* begin DATA SUPPLIED *
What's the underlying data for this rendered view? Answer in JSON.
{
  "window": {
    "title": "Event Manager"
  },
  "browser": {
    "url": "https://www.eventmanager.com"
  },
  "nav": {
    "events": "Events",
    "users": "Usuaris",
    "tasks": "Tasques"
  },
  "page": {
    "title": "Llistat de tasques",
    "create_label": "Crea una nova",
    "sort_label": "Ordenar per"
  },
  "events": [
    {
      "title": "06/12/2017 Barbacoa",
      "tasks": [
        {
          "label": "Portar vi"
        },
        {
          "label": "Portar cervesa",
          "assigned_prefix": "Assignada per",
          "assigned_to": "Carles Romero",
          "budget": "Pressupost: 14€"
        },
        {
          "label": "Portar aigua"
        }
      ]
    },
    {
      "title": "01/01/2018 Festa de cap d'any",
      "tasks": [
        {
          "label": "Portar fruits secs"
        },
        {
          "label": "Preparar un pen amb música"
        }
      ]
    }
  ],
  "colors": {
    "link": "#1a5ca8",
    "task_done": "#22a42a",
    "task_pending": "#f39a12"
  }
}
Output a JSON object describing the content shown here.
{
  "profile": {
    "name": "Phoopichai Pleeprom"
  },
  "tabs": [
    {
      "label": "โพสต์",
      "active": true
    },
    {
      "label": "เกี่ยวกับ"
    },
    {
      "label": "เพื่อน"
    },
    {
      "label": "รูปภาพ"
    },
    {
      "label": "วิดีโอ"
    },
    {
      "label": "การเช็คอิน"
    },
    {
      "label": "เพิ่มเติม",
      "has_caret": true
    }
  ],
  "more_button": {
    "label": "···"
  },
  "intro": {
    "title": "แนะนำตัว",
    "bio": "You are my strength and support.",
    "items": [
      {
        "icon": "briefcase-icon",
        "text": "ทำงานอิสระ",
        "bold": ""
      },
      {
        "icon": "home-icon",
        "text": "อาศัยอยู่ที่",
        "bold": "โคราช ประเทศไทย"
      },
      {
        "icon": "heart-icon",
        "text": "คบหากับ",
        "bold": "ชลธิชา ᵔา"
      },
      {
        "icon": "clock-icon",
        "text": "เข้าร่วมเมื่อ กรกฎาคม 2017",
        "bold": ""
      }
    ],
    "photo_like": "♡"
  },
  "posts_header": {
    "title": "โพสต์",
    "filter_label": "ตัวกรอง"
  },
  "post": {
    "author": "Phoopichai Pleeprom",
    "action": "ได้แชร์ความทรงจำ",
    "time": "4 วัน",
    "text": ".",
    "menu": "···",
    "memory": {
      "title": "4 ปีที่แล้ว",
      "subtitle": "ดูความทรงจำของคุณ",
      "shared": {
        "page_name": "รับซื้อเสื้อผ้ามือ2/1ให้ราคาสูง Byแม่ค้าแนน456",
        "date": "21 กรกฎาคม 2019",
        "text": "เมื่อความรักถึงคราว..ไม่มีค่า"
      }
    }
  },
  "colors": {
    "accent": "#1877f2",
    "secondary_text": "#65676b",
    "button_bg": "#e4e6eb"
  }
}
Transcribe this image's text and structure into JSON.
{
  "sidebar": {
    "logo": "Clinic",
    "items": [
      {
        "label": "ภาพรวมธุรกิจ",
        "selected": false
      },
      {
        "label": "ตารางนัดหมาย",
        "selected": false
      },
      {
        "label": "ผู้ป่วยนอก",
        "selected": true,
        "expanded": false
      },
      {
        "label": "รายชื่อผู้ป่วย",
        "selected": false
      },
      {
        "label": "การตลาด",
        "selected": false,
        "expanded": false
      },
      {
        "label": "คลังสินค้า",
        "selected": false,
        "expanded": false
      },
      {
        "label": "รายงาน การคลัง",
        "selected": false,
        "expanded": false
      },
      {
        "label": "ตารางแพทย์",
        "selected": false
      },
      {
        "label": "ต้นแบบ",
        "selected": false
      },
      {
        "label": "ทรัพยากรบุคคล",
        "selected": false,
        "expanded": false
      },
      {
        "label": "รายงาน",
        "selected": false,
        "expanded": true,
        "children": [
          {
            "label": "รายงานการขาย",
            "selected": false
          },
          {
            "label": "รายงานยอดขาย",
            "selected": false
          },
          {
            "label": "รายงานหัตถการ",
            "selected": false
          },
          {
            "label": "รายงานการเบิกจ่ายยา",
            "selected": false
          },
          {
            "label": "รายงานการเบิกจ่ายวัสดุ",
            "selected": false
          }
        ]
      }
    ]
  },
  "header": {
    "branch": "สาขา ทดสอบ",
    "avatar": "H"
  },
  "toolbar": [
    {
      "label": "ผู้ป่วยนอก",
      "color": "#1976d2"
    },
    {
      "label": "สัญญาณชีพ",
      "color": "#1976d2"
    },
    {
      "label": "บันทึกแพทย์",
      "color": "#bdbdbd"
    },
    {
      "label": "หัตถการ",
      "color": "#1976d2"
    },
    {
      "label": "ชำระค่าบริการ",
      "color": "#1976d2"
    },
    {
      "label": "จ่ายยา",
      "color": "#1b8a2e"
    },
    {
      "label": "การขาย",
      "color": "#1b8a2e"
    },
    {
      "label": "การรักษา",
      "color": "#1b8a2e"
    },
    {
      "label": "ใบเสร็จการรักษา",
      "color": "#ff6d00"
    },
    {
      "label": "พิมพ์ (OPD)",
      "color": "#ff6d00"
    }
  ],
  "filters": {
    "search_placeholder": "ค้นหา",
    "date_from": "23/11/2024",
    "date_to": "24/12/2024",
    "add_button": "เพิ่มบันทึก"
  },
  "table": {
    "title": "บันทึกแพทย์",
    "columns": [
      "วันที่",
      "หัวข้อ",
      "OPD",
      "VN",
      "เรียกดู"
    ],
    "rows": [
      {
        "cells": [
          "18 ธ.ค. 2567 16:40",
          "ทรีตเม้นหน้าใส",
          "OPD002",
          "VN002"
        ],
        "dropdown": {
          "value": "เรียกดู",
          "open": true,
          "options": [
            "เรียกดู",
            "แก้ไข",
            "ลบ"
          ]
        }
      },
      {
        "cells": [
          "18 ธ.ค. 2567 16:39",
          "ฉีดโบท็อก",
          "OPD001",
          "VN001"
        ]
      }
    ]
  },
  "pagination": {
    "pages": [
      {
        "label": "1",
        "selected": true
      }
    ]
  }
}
* end DATA SUPPLIED *
> [WHAT TO DO]
Repeat the lines above exactly.

> [ANSWER TO THE PROBLEM]
What's the underlying data for this rendered view? Answer in JSON.
{
  "window": {
    "title": "Event Manager"
  },
  "browser": {
    "url": "https://www.eventmanager.com"
  },
  "nav": {
    "events": "Events",
    "users": "Usuaris",
    "tasks": "Tasques"
  },
  "page": {
    "title": "Llistat de tasques",
    "create_label": "Crea una nova",
    "sort_label": "Ordenar per"
  },
  "events": [
    {
      "title": "06/12/2017 Barbacoa",
      "tasks": [
        {
          "label": "Portar vi"
        },
        {
          "label": "Portar cervesa",
          "assigned_prefix": "Assignada per",
          "assigned_to": "Carles Romero",
          "budget": "Pressupost: 14€"
        },
        {
          "label": "Portar aigua"
        }
      ]
    },
    {
      "title": "01/01/2018 Festa de cap d'any",
      "tasks": [
        {
          "label": "Portar fruits secs"
        },
        {
          "label": "Preparar un pen amb música"
        }
      ]
    }
  ],
  "colors": {
    "link": "#1a5ca8",
    "task_done": "#22a42a",
    "task_pending": "#f39a12"
  }
}
Output a JSON object describing the content shown here.
{
  "profile": {
    "name": "Phoopichai Pleeprom"
  },
  "tabs": [
    {
      "label": "โพสต์",
      "active": true
    },
    {
      "label": "เกี่ยวกับ"
    },
    {
      "label": "เพื่อน"
    },
    {
      "label": "รูปภาพ"
    },
    {
      "label": "วิดีโอ"
    },
    {
      "label": "การเช็คอิน"
    },
    {
      "label": "เพิ่มเติม",
      "has_caret": true
    }
  ],
  "more_button": {
    "label": "···"
  },
  "intro": {
    "title": "แนะนำตัว",
    "bio": "You are my strength and support.",
    "items": [
      {
        "icon": "briefcase-icon",
        "text": "ทำงานอิสระ",
        "bold": ""
      },
      {
        "icon": "home-icon",
        "text": "อาศัยอยู่ที่",
        "bold": "โคราช ประเทศไทย"
      },
      {
        "icon": "heart-icon",
        "text": "คบหากับ",
        "bold": "ชลธิชา ᵔา"
      },
      {
        "icon": "clock-icon",
        "text": "เข้าร่วมเมื่อ กรกฎาคม 2017",
        "bold": ""
      }
    ],
    "photo_like": "♡"
  },
  "posts_header": {
    "title": "โพสต์",
    "filter_label": "ตัวกรอง"
  },
  "post": {
    "author": "Phoopichai Pleeprom",
    "action": "ได้แชร์ความทรงจำ",
    "time": "4 วัน",
    "text": ".",
    "menu": "···",
    "memory": {
      "title": "4 ปีที่แล้ว",
      "subtitle": "ดูความทรงจำของคุณ",
      "shared": {
        "page_name": "รับซื้อเสื้อผ้ามือ2/1ให้ราคาสูง Byแม่ค้าแนน456",
        "date": "21 กรกฎาคม 2019",
        "text": "เมื่อความรักถึงคราว..ไม่มีค่า"
      }
    }
  },
  "colors": {
    "accent": "#1877f2",
    "secondary_text": "#65676b",
    "button_bg": "#e4e6eb"
  }
}
Transcribe this image's text and structure into JSON.
{
  "sidebar": {
    "logo": "Clinic",
    "items": [
      {
        "label": "ภาพรวมธุรกิจ",
        "selected": false
      },
      {
        "label": "ตารางนัดหมาย",
        "selected": false
      },
      {
        "label": "ผู้ป่วยนอก",
        "selected": true,
        "expanded": false
      },
      {
        "label": "รายชื่อผู้ป่วย",
        "selected": false
      },
      {
        "label": "การตลาด",
        "selected": false,
        "expanded": false
      },
      {
        "label": "คลังสินค้า",
        "selected": false,
        "expanded": false
      },
      {
        "label": "รายงาน การคลัง",
        "selected": false,
        "expanded": false
      },
      {
        "label": "ตารางแพทย์",
        "selected": false
      },
      {
        "label": "ต้นแบบ",
        "selected": false
      },
      {
        "label": "ทรัพยากรบุคคล",
        "selected": false,
        "expanded": false
      },
      {
        "label": "รายงาน",
        "selected": false,
        "expanded": true,
        "children": [
          {
            "label": "รายงานการขาย",
            "selected": false
          },
          {
            "label": "รายงานยอดขาย",
            "selected": false
          },
          {
            "label": "รายงานหัตถการ",
            "selected": false
          },
          {
            "label": "รายงานการเบิกจ่ายยา",
            "selected": false
          },
          {
            "label": "รายงานการเบิกจ่ายวัสดุ",
            "selected": false
          }
        ]
      }
    ]
  },
  "header": {
    "branch": "สาขา ทดสอบ",
    "avatar": "H"
  },
  "toolbar": [
    {
      "label": "ผู้ป่วยนอก",
      "color": "#1976d2"
    },
    {
      "label": "สัญญาณชีพ",
      "color": "#1976d2"
    },
    {
      "label": "บันทึกแพทย์",
      "color": "#bdbdbd"
    },
    {
      "label": "หัตถการ",
      "color": "#1976d2"
    },
    {
      "label": "ชำระค่าบริการ",
      "color": "#1976d2"
    },
    {
      "label": "จ่ายยา",
      "color": "#1b8a2e"
    },
    {
      "label": "การขาย",
      "color": "#1b8a2e"
    },
    {
      "label": "การรักษา",
      "color": "#1b8a2e"
    },
    {
      "label": "ใบเสร็จการรักษา",
      "color": "#ff6d00"
    },
    {
      "label": "พิมพ์ (OPD)",
      "color": "#ff6d00"
    }
  ],
  "filters": {
    "search_placeholder": "ค้นหา",
    "date_from": "23/11/2024",
    "date_to": "24/12/2024",
    "add_button": "เพิ่มบันทึก"
  },
  "table": {
    "title": "บันทึกแพทย์",
    "columns": [
      "วันที่",
      "หัวข้อ",
      "OPD",
      "VN",
      "เรียกดู"
    ],
    "rows": [
      {
        "cells": [
          "18 ธ.ค. 2567 16:40",
          "ทรีตเม้นหน้าใส",
          "OPD002",
          "VN002"
        ],
        "dropdown": {
          "value": "เรียกดู",
          "open": true,
          "options": [
            "เรียกดู",
            "แก้ไข",
            "ลบ"
          ]
        }
      },
      {
        "cells": [
          "18 ธ.ค. 2567 16:39",
          "ฉีดโบท็อก",
          "OPD001",
          "VN001"
        ]
      }
    ]
  },
  "pagination": {
    "pages": [
      {
        "label": "1",
        "selected": true
      }
    ]
  }
}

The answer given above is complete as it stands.